Document excerpt -
+===+

The Parable of Readiness: Lessons from Jesus. Luke 12:35-40

Luke 12:35–40 is a short parable, but it carries a powerful call: don’t just believe in Jesus—live ready for His return.

The Scene: Lamps, Belts, and a Door

Jesus begins with an image His listeners would immediately recognize:

“Stay dressed for action and keep your lamps burning, and be like men who are waiting for their master to come home from the wedding feast…” (Luke 12:35–36)

In that culture, to have your belt fastened meant you were ready to move. Loose robes were gathered up and tied when it was time to work, run, or serve. A burning lamp meant you had prepared ahead of time—oil purchased, wick trimmed, flame protected through the night.

Put simply, the servants in Jesus’ story are not lounging; they are alert. They stand close to the door so that when the master knocks, they can open “at once.” There’s eagerness in the picture, not irritation or surprise. They are waiting for the one they love and serve.

The Surprise in the Story

Then Jesus drops a stunning twist:

“Blessed are those servants whom the master finds awake when he comes. Truly, I say to you, he will dress himself for service and have them recline at table, and he will come and serve them.” (Luke 12:37)

No first-century listener would expect this. Masters did not serve servants—servants served masters. Yet Jesus portrays a Lord who finds His people awake and then does the unthinkable: He takes the servant’s posture and waits on them.

This is a window into the heart of Christ. The One we serve is not a distant taskmaster keeping score; He is the Lord who washed His disciples’ feet and gave His life for them. The reward for readiness is not just “getting in” to heaven; it is deeper fellowship, joy, and honor in the presence of the One who loved us first.

+===+

[Records contained in a dataset]
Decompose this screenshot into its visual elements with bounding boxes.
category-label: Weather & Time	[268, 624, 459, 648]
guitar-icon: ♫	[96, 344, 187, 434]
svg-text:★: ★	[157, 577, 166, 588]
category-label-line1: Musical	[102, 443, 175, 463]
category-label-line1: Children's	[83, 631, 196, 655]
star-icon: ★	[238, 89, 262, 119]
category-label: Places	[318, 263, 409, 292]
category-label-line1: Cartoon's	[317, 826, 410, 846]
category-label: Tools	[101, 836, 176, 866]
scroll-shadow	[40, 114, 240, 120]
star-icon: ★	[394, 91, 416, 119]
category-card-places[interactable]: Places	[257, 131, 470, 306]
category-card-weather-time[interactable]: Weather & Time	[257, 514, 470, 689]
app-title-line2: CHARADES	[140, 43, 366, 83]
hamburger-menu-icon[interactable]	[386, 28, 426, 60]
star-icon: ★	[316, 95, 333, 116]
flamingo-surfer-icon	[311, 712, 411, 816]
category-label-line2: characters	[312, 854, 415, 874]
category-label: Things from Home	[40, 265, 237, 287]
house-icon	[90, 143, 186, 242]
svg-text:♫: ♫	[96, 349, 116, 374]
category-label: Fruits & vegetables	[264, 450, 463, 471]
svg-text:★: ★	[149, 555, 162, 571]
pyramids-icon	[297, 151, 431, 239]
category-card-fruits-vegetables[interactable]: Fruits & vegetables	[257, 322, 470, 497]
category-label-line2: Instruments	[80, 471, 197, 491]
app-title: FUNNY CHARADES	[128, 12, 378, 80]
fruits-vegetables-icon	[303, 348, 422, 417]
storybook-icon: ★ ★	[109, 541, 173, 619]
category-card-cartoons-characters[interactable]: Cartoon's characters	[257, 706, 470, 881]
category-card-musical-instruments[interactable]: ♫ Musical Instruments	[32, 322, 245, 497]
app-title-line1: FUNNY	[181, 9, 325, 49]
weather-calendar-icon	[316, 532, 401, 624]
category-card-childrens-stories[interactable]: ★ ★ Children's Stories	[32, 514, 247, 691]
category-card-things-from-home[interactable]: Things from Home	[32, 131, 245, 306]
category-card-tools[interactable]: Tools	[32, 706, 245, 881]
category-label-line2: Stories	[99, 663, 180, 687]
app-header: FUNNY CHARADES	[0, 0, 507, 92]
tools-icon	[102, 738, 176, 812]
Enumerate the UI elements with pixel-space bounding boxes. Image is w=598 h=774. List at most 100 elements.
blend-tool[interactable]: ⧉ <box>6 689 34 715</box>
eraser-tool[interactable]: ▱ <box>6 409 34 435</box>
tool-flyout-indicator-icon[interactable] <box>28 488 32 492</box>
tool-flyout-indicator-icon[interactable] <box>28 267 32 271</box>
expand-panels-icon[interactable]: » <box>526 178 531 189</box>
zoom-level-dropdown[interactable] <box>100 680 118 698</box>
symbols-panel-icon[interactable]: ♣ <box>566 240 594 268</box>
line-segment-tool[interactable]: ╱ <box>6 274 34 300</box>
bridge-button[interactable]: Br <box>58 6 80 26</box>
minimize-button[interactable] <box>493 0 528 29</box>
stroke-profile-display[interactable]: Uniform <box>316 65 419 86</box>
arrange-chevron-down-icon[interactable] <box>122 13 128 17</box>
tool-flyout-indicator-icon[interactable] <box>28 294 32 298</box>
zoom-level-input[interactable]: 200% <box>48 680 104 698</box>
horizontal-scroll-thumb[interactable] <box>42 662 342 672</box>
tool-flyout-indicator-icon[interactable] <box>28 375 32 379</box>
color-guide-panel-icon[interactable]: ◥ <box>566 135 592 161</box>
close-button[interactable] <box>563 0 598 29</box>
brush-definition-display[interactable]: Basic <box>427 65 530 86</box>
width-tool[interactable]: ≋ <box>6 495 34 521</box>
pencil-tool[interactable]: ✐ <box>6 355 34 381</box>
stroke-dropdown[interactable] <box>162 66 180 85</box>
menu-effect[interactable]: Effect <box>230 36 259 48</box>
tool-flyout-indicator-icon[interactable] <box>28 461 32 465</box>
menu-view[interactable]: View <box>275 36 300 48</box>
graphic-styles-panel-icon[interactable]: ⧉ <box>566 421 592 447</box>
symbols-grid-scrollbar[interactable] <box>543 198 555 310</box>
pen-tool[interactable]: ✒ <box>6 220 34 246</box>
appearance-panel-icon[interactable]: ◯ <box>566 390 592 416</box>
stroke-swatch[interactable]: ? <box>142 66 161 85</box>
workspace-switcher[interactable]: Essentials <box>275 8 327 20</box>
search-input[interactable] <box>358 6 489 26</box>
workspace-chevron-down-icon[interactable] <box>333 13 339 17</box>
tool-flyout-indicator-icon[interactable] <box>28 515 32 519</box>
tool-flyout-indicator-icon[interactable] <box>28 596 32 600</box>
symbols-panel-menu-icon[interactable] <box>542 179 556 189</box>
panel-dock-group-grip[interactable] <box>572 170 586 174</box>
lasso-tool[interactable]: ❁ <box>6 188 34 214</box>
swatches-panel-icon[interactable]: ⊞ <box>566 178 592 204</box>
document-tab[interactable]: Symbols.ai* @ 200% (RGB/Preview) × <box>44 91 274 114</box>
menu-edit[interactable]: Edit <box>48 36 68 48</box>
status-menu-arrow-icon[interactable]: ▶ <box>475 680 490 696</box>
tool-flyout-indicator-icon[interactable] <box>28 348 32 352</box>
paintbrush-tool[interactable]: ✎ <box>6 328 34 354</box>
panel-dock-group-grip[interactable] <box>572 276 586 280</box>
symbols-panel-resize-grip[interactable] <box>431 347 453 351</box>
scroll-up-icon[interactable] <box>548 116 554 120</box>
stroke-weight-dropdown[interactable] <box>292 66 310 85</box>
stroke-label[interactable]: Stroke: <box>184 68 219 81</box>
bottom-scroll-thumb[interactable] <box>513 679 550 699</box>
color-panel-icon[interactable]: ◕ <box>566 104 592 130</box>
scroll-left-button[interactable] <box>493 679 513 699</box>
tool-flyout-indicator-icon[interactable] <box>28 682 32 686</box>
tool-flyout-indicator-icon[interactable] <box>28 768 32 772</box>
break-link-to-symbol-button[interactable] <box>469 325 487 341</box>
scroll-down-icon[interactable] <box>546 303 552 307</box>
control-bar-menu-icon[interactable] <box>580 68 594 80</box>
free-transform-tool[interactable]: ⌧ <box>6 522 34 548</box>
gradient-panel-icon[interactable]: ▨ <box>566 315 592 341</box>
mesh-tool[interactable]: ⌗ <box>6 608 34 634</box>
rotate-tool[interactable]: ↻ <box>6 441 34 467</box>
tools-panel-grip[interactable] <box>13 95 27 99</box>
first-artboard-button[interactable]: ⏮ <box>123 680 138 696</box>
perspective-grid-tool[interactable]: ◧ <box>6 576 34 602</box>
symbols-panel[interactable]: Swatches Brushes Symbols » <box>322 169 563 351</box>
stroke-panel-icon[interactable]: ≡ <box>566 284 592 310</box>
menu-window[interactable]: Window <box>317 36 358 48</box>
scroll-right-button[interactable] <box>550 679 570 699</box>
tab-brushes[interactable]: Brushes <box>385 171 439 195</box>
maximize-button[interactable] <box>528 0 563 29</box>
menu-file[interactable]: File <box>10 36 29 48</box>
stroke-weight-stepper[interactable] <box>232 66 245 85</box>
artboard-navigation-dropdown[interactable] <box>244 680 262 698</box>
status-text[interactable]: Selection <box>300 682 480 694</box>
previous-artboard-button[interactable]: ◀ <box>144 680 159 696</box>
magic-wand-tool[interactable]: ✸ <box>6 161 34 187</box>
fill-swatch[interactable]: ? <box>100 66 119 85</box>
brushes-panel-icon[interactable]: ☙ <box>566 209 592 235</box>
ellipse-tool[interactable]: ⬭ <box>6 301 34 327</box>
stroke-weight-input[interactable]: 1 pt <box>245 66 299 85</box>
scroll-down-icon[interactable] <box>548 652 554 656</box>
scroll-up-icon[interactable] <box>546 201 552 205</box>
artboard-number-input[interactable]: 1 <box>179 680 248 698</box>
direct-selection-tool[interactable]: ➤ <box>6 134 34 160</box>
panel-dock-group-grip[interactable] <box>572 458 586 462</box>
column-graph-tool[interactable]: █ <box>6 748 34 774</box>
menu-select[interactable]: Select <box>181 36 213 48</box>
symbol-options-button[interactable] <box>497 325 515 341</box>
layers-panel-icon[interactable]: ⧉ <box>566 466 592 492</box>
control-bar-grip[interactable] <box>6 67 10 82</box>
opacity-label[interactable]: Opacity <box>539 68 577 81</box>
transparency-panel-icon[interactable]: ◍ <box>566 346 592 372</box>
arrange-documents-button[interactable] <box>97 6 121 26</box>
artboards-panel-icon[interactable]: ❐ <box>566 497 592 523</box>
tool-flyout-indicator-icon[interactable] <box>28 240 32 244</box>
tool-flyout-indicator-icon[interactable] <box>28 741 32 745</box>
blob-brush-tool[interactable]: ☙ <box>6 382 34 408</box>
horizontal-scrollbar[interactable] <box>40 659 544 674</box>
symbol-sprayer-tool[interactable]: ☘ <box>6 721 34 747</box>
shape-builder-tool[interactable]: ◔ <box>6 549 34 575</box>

+===+

To-do list -
[A] Write out the stretch of the text on the Luke 12 parable from "The Parable of" through "through the night.".
[B] Change "Musical" to "Music" in the listing, covering the stretch from its start through the line containing "263, 409, 292]". Return only those lines, with everything else unchanged.

Answers to the problems -
[A]
The Parable of Readiness: Lessons from Jesus. Luke 12:35-40

Luke 12:35–40 is a short parable, but it carries a powerful call: don’t just believe in Jesus—live ready for His return.

The Scene: Lamps, Belts, and a Door

Jesus begins with an image His listeners would immediately recognize:

“Stay dressed for action and keep your lamps burning, and be like men who are waiting for their master to come home from the wedding feast…” (Luke 12:35–36)

In that culture, to have your belt fastened meant you were ready to move. Loose robes were gathered up and tied when it was time to work, run, or serve. A burning lamp meant you had prepared ahead of time—oil purchased, wick trimmed, flame protected through the night.

[B]
Decompose this screenshot into its visual elements with bounding boxes.
category-label: Weather & Time	[268, 624, 459, 648]
guitar-icon: ♫	[96, 344, 187, 434]
svg-text:★: ★	[157, 577, 166, 588]
category-label-line1: Music	[102, 443, 175, 463]
category-label-line1: Children's	[83, 631, 196, 655]
star-icon: ★	[238, 89, 262, 119]
category-label: Places	[318, 263, 409, 292]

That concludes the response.